— Start Provided information —

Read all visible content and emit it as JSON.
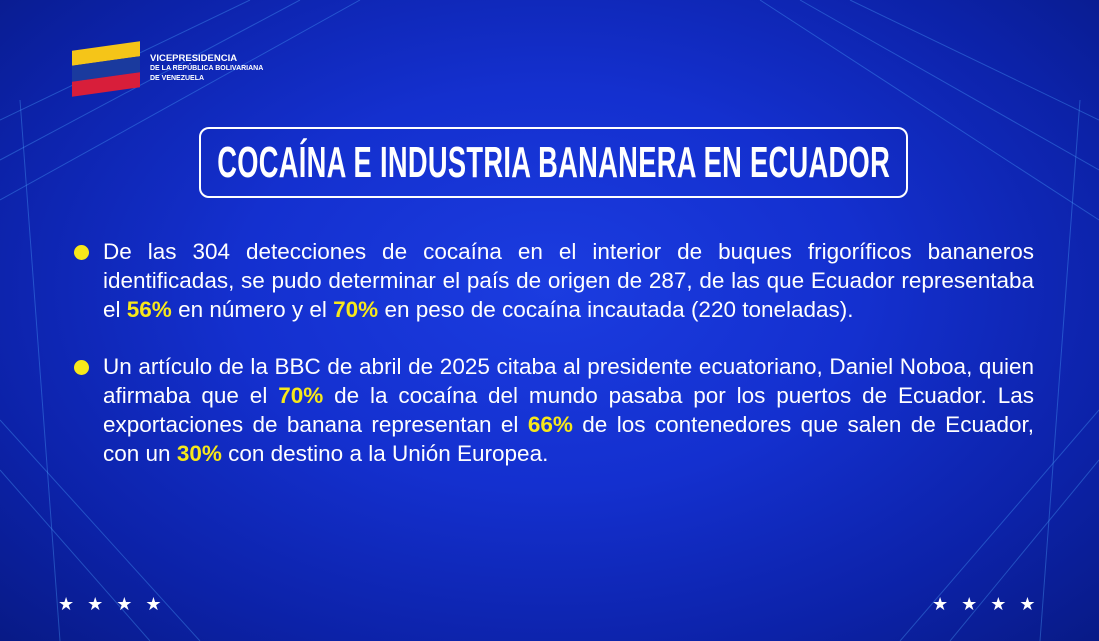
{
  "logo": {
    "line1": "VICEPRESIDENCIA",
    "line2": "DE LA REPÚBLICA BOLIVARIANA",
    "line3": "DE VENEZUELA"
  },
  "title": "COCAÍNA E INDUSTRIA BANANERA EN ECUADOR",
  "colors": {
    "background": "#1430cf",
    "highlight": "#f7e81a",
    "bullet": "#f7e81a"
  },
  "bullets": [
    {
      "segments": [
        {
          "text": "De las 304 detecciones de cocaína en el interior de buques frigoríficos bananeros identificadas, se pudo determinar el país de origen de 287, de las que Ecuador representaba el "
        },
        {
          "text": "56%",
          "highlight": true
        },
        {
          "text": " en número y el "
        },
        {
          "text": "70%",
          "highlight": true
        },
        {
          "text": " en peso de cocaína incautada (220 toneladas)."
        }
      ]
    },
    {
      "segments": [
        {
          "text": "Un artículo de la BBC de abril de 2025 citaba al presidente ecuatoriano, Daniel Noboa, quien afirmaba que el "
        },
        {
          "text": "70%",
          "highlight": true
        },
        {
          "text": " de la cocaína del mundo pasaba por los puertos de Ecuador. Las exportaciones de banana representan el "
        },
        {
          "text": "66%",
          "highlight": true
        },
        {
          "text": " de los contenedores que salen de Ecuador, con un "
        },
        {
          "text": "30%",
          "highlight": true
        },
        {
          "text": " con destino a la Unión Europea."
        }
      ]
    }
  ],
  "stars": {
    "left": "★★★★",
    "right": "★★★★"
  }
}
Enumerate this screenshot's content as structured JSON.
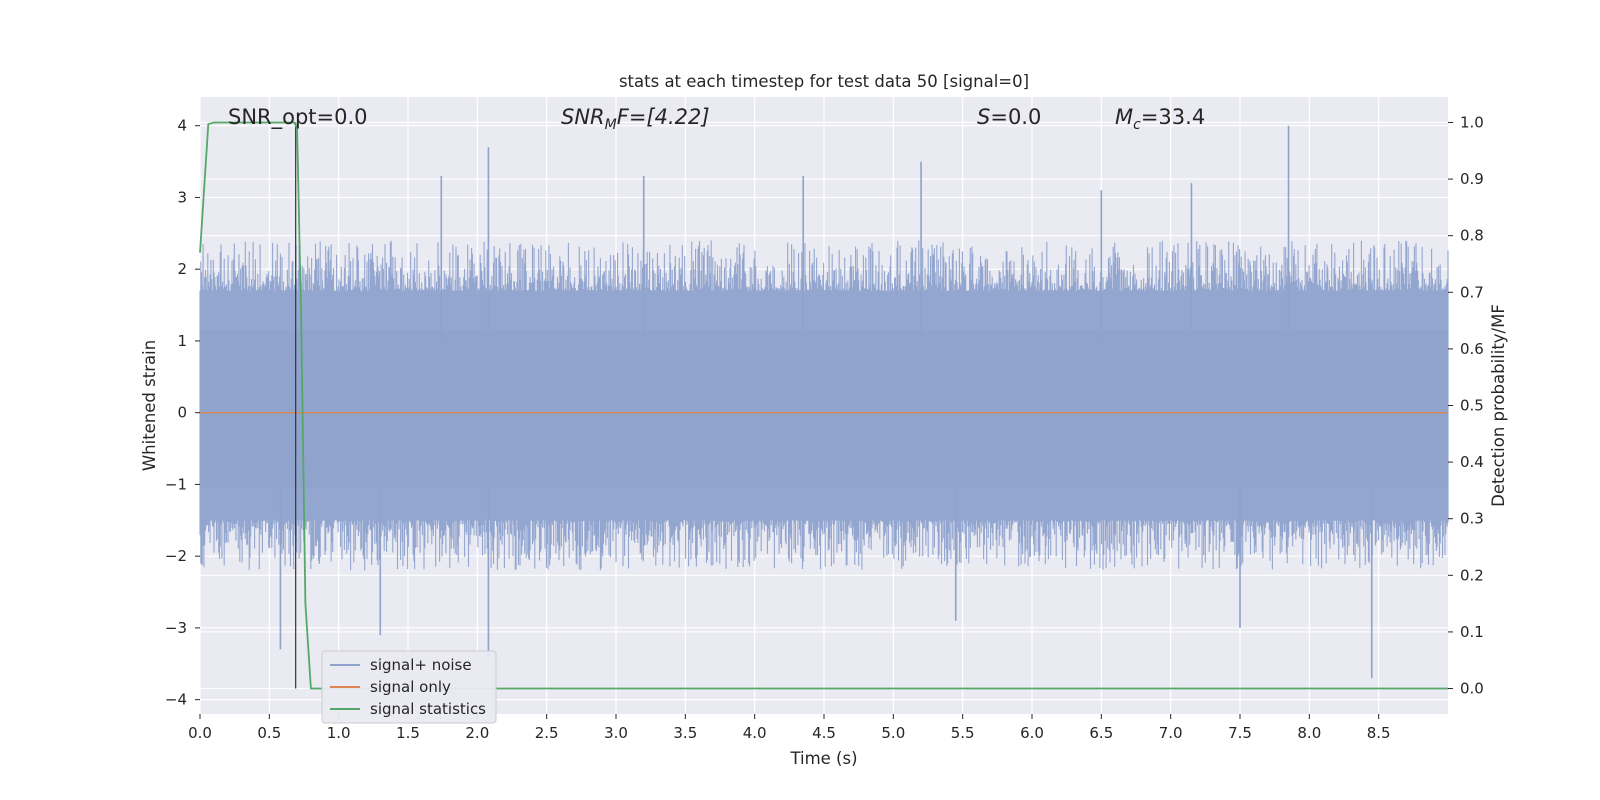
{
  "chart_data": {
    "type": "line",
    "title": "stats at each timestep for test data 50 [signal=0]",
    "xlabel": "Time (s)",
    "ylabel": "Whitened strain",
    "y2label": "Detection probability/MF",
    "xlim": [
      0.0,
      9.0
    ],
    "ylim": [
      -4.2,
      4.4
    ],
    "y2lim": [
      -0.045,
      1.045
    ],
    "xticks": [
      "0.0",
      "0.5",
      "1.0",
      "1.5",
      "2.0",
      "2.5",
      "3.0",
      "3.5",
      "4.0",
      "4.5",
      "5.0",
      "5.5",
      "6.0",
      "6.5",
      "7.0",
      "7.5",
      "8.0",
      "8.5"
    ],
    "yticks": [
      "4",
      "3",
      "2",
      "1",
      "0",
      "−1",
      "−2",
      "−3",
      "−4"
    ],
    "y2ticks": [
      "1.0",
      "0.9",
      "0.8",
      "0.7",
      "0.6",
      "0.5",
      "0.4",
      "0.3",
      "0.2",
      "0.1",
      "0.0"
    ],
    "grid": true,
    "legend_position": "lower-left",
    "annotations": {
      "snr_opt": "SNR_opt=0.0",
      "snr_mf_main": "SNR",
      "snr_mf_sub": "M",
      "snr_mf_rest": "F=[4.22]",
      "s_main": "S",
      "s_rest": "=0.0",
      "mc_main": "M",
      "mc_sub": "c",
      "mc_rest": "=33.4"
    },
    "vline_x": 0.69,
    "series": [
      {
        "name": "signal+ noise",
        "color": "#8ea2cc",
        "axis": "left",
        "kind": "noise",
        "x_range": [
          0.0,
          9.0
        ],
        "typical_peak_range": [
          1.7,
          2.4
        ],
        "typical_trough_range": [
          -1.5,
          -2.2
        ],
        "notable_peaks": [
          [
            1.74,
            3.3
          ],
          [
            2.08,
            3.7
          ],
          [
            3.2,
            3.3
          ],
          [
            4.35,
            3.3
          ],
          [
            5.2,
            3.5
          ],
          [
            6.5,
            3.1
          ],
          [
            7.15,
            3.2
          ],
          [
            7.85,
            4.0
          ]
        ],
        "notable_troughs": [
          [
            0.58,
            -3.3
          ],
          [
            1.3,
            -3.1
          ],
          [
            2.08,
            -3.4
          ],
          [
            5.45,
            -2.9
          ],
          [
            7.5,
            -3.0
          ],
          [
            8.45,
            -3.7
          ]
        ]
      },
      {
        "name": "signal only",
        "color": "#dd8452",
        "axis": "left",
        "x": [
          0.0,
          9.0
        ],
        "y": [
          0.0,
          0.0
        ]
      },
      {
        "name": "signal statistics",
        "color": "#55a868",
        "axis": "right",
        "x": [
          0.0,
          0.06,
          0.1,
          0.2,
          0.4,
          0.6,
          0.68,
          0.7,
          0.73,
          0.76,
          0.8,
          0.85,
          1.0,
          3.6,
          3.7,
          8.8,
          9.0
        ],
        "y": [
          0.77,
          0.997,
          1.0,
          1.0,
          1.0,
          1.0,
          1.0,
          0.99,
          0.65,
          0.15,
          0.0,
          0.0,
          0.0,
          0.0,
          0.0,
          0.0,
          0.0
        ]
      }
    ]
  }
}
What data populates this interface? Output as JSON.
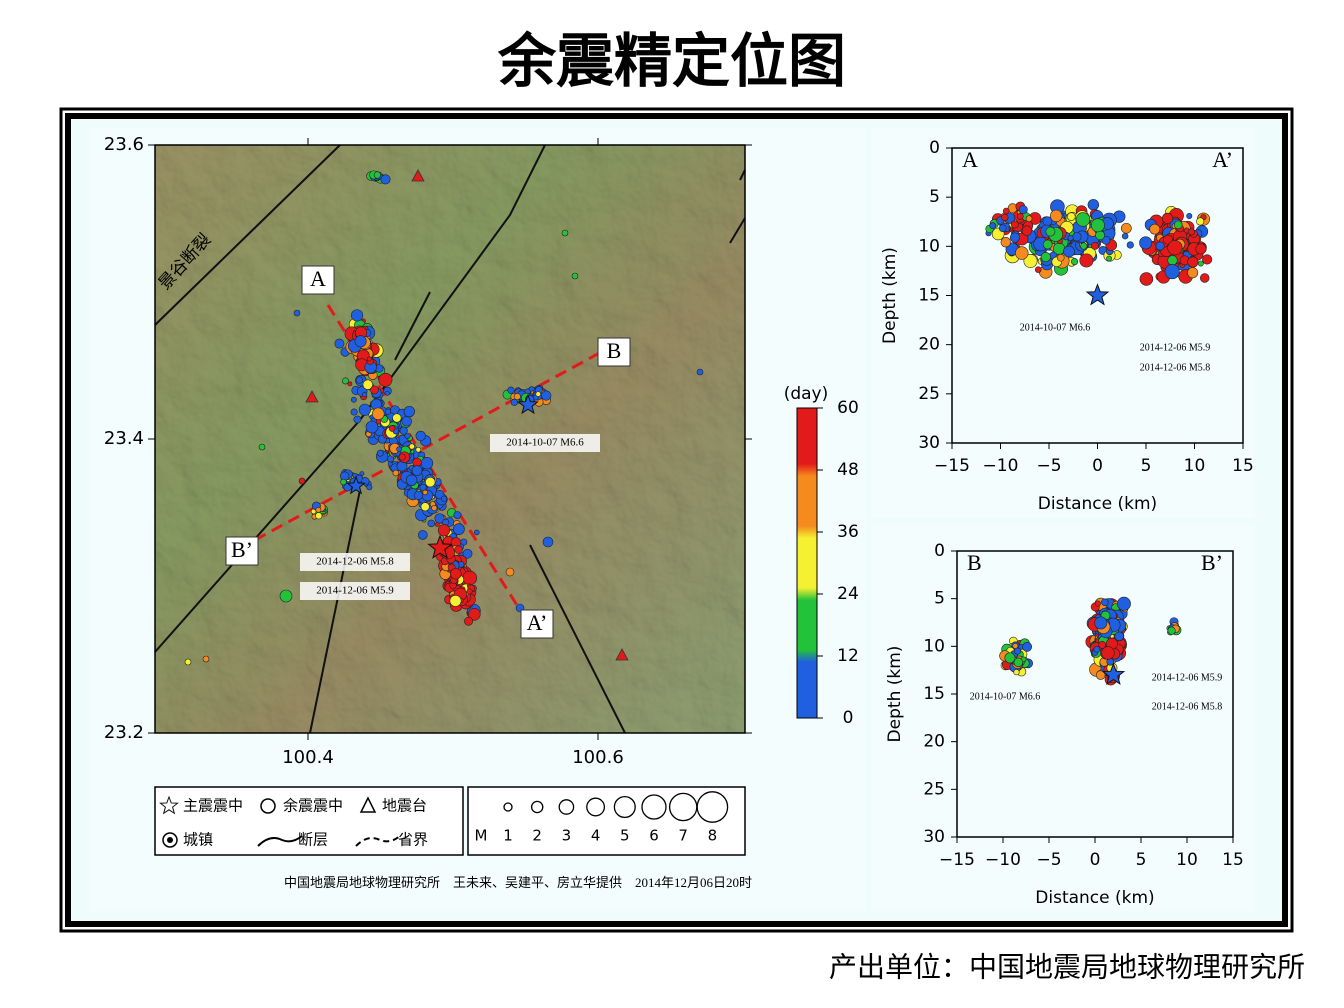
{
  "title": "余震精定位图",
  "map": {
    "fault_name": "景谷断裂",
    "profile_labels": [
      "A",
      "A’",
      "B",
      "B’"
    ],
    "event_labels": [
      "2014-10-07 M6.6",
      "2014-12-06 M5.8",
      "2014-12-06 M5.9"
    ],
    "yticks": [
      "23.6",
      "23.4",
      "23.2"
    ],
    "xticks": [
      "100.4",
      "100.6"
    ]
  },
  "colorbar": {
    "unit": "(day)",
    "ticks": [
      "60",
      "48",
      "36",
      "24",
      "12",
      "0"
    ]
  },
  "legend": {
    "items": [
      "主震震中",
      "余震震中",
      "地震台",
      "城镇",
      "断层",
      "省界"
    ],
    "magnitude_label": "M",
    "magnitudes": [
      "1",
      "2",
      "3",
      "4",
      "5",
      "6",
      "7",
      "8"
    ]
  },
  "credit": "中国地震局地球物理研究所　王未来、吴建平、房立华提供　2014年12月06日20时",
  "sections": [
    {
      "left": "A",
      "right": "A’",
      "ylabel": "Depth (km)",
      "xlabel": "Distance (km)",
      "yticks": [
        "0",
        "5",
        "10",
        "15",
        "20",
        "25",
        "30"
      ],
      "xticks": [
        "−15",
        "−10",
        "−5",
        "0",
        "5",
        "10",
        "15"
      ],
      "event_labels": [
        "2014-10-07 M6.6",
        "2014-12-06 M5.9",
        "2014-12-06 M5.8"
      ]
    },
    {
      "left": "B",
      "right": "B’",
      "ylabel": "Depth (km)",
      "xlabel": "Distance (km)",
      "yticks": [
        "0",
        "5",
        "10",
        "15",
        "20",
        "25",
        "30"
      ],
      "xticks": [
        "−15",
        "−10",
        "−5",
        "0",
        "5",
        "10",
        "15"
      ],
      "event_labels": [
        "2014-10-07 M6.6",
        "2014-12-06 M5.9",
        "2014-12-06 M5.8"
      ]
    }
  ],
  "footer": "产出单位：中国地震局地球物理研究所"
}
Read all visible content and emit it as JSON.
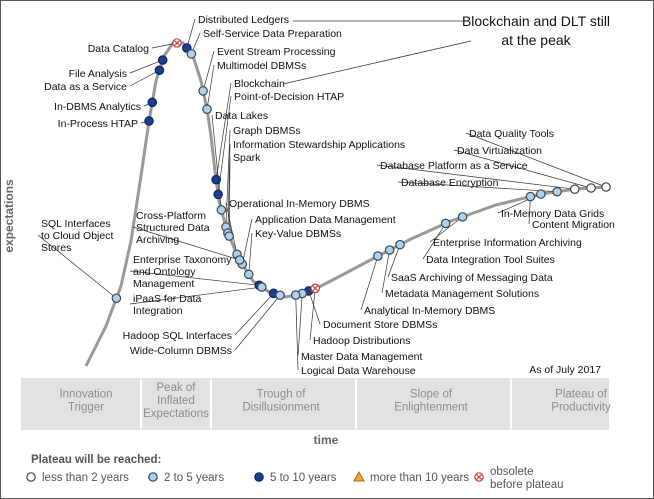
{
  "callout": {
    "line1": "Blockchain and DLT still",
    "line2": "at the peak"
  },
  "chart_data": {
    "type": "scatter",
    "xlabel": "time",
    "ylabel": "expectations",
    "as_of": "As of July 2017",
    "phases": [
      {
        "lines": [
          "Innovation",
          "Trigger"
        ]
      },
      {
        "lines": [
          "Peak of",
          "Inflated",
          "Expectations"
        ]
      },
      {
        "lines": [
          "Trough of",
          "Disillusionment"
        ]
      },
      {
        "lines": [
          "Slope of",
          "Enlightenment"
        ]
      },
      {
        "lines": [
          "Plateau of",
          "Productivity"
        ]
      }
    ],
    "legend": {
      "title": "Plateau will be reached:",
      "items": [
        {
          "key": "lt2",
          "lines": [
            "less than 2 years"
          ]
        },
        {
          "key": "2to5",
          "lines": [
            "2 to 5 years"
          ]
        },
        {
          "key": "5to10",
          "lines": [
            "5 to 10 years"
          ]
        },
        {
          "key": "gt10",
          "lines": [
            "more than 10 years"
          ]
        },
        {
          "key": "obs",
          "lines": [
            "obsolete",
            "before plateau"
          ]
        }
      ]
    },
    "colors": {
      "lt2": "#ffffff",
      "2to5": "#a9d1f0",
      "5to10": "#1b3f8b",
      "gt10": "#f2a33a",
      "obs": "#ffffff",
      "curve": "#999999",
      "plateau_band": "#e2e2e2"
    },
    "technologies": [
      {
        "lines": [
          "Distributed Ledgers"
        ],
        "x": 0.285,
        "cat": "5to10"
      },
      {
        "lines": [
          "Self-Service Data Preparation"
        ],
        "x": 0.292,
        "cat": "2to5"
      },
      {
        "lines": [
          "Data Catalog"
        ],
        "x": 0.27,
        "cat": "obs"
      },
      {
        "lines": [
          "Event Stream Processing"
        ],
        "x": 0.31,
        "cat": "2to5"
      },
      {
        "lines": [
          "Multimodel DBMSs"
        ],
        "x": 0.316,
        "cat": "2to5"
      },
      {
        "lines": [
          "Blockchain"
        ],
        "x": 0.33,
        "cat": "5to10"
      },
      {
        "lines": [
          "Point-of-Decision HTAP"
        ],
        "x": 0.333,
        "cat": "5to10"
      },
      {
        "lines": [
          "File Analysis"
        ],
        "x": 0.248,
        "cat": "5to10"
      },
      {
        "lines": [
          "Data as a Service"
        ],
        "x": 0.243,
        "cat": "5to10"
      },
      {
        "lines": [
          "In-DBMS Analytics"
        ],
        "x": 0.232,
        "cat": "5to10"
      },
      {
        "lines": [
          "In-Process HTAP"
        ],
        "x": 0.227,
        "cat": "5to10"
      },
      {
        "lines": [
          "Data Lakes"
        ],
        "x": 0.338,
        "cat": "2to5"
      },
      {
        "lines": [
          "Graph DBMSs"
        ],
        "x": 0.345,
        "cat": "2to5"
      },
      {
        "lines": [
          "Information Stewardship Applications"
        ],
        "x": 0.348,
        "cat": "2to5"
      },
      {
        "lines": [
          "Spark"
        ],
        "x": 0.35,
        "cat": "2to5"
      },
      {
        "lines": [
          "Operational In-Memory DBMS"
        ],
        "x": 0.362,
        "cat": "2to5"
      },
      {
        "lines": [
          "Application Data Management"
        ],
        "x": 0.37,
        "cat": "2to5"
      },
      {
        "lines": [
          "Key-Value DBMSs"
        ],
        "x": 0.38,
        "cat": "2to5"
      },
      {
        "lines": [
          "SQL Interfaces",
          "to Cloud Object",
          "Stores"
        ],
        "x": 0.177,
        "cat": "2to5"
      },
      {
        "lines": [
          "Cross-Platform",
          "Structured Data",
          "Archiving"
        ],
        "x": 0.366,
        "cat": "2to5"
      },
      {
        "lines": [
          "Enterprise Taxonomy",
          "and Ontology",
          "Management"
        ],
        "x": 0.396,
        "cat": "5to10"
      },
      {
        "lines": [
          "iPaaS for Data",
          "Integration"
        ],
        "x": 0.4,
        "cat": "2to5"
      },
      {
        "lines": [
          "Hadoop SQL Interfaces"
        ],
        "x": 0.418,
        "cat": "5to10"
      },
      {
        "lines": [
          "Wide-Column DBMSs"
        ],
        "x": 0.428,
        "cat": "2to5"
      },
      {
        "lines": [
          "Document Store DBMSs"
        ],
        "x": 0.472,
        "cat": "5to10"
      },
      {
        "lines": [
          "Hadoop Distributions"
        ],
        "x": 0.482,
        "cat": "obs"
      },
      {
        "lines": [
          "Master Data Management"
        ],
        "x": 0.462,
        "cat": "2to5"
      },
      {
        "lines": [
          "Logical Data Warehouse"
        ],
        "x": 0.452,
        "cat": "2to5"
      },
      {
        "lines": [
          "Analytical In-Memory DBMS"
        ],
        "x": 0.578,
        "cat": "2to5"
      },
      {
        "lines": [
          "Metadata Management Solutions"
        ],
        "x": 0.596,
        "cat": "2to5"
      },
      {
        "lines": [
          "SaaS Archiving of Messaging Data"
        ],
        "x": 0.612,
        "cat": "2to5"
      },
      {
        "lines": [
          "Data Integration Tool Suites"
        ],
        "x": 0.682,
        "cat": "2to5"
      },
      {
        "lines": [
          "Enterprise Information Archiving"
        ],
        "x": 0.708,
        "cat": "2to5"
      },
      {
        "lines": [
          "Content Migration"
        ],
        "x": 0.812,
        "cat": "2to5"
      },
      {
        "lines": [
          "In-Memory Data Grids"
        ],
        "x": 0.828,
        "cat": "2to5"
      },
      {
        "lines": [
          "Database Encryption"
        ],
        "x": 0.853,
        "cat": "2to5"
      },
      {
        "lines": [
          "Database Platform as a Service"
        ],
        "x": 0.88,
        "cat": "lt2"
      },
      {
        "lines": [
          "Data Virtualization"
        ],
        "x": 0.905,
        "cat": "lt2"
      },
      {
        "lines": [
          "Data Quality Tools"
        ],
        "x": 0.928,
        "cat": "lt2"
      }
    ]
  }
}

— End Provided information —

§ Set task
In the records above, find the lines containing "title" and copy them.

§ Solved problem
  "title": "COCAÍNA E INDUSTRIA BANANERA EN ECUADOR",
    "title": "stats at each timestep for test data 50 [signal=0]",
  "title": "余震精定位图",
      "title": "Plateau will be reached:",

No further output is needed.